_What is asked:_ Scan the entries for the string "Demo" and give the number of lines that have it, nothing further.

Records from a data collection
%%

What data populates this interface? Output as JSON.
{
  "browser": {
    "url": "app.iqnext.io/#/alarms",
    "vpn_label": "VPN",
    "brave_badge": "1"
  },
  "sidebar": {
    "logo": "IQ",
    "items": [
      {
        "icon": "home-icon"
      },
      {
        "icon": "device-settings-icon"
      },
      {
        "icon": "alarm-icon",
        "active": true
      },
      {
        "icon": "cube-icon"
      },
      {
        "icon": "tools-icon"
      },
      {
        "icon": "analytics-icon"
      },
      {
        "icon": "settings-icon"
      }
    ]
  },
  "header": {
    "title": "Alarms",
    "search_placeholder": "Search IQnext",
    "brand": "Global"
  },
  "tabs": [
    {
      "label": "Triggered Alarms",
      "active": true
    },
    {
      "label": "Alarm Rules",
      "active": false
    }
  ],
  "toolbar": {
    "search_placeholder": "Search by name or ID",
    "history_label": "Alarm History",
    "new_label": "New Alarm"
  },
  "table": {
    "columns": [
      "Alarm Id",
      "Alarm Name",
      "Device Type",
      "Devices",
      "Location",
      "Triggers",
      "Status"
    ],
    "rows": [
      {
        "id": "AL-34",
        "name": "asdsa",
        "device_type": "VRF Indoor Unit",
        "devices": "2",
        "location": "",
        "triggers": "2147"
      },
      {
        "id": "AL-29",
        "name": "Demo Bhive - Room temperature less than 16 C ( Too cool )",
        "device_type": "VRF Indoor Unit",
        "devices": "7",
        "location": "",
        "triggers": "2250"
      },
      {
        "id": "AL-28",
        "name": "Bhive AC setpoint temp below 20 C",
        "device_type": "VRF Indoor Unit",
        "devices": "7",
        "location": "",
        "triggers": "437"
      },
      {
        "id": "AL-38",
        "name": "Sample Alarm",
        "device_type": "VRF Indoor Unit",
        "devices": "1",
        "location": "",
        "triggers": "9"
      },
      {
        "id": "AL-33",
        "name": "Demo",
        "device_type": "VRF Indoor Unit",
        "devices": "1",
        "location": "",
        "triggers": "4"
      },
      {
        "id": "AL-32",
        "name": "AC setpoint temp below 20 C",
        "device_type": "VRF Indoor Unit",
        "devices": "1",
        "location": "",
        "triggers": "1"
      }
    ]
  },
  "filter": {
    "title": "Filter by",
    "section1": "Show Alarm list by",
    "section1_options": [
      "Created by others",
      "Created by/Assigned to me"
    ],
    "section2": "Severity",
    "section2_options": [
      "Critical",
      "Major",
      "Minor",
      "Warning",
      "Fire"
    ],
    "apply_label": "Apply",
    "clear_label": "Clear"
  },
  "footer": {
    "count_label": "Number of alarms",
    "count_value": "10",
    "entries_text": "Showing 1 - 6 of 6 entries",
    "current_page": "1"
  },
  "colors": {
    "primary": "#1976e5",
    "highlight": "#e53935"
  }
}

%%

_Finished exercise:_ 2